▶ [WHAT YOU ARE ASKED TO DO]:
Transcribe the material in full. Nothing should differ except that the pictures are left out.

▶ [INPUT FOR THIS TASK]:
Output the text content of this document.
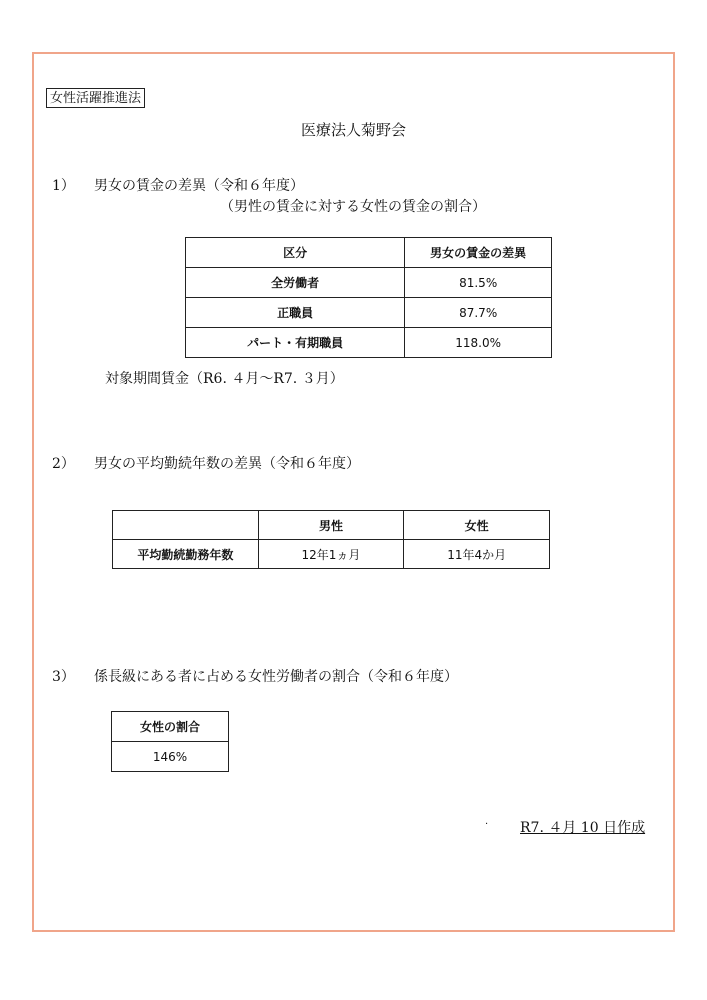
女性活躍推進法
医療法人菊野会
1） 男女の賃金の差異（令和６年度）
（男性の賃金に対する女性の賃金の割合）
区分	男女の賃金の差異
全労働者	81.5%
正職員	87.7%
パート・有期職員	118.0%
対象期間賃金（R6. ４月～R7. ３月）
2） 男女の平均勤続年数の差異（令和６年度）
	男性	女性
平均勤続勤務年数	12年1ヵ月	11年4か月
3） 係長級にある者に占める女性労働者の割合（令和６年度）
女性の割合
146%
· R7. ４月 10 日作成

▶ [SOLVED PROBLEM]:
Output the text content of this document.
女性活躍推進法
医療法人菊野会
1） 男女の賃金の差異（令和６年度）
（男性の賃金に対する女性の賃金の割合）
区分	男女の賃金の差異
全労働者	81.5%
正職員	87.7%
パート・有期職員	118.0%
対象期間賃金（R6. ４月～R7. ３月）
2） 男女の平均勤続年数の差異（令和６年度）
	男性	女性
平均勤続勤務年数	12年1ヵ月	11年4か月
3） 係長級にある者に占める女性労働者の割合（令和６年度）
女性の割合
146%
· R7. ４月 10 日作成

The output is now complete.